Data excerpts
◆ ◆ ◆ ◆ ◆ ◆ ◆

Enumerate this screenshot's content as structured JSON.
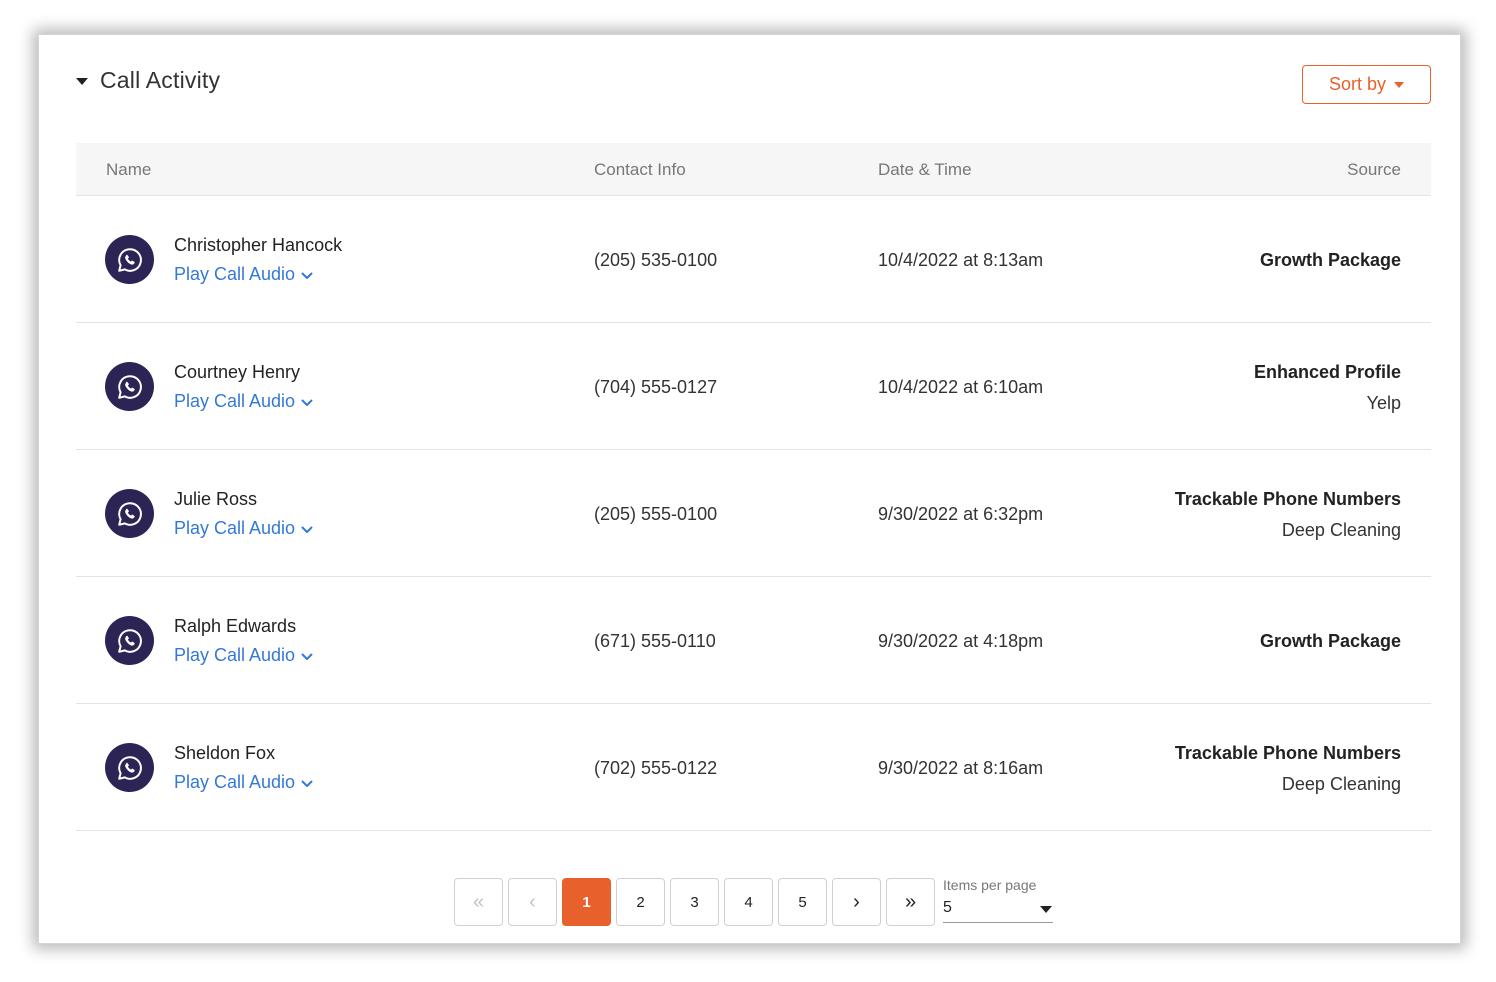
{
  "header": {
    "title": "Call Activity",
    "sort_label": "Sort by"
  },
  "table": {
    "columns": [
      "Name",
      "Contact Info",
      "Date & Time",
      "Source"
    ],
    "play_label": "Play Call Audio",
    "rows": [
      {
        "name": "Christopher Hancock",
        "contact": "(205) 535-0100",
        "datetime": "10/4/2022 at 8:13am",
        "source": "Growth Package",
        "source_sub": ""
      },
      {
        "name": "Courtney Henry",
        "contact": "(704) 555-0127",
        "datetime": "10/4/2022 at 6:10am",
        "source": "Enhanced Profile",
        "source_sub": "Yelp"
      },
      {
        "name": "Julie Ross",
        "contact": "(205) 555-0100",
        "datetime": "9/30/2022 at 6:32pm",
        "source": "Trackable Phone Numbers",
        "source_sub": "Deep Cleaning"
      },
      {
        "name": "Ralph Edwards",
        "contact": "(671) 555-0110",
        "datetime": "9/30/2022 at 4:18pm",
        "source": "Growth Package",
        "source_sub": ""
      },
      {
        "name": "Sheldon Fox",
        "contact": "(702) 555-0122",
        "datetime": "9/30/2022 at 8:16am",
        "source": "Trackable Phone Numbers",
        "source_sub": "Deep Cleaning"
      }
    ]
  },
  "pagination": {
    "first": "«",
    "prev": "‹",
    "next": "›",
    "last": "»",
    "pages": [
      "1",
      "2",
      "3",
      "4",
      "5"
    ],
    "current": "1",
    "items_per_page_label": "Items per page",
    "items_per_page_value": "5"
  },
  "colors": {
    "accent": "#e8602c",
    "link": "#3478d8",
    "avatar": "#2d2456"
  },
  "icons": {
    "avatar": "phone-chat-icon",
    "play_chevron": "chevron-down-icon",
    "collapse": "caret-down-icon"
  }
}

◆ ◆ ◆ ◆ ◆ ◆ ◆

> [WRITTEN TASK]: Quote every record above exactly, leaving out any pictures.

> [CORRECT RESPONSE]:
Enumerate this screenshot's content as structured JSON.
{
  "header": {
    "title": "Call Activity",
    "sort_label": "Sort by"
  },
  "table": {
    "columns": [
      "Name",
      "Contact Info",
      "Date & Time",
      "Source"
    ],
    "play_label": "Play Call Audio",
    "rows": [
      {
        "name": "Christopher Hancock",
        "contact": "(205) 535-0100",
        "datetime": "10/4/2022 at 8:13am",
        "source": "Growth Package",
        "source_sub": ""
      },
      {
        "name": "Courtney Henry",
        "contact": "(704) 555-0127",
        "datetime": "10/4/2022 at 6:10am",
        "source": "Enhanced Profile",
        "source_sub": "Yelp"
      },
      {
        "name": "Julie Ross",
        "contact": "(205) 555-0100",
        "datetime": "9/30/2022 at 6:32pm",
        "source": "Trackable Phone Numbers",
        "source_sub": "Deep Cleaning"
      },
      {
        "name": "Ralph Edwards",
        "contact": "(671) 555-0110",
        "datetime": "9/30/2022 at 4:18pm",
        "source": "Growth Package",
        "source_sub": ""
      },
      {
        "name": "Sheldon Fox",
        "contact": "(702) 555-0122",
        "datetime": "9/30/2022 at 8:16am",
        "source": "Trackable Phone Numbers",
        "source_sub": "Deep Cleaning"
      }
    ]
  },
  "pagination": {
    "first": "«",
    "prev": "‹",
    "next": "›",
    "last": "»",
    "pages": [
      "1",
      "2",
      "3",
      "4",
      "5"
    ],
    "current": "1",
    "items_per_page_label": "Items per page",
    "items_per_page_value": "5"
  },
  "colors": {
    "accent": "#e8602c",
    "link": "#3478d8",
    "avatar": "#2d2456"
  },
  "icons": {
    "avatar": "phone-chat-icon",
    "play_chevron": "chevron-down-icon",
    "collapse": "caret-down-icon"
  }
}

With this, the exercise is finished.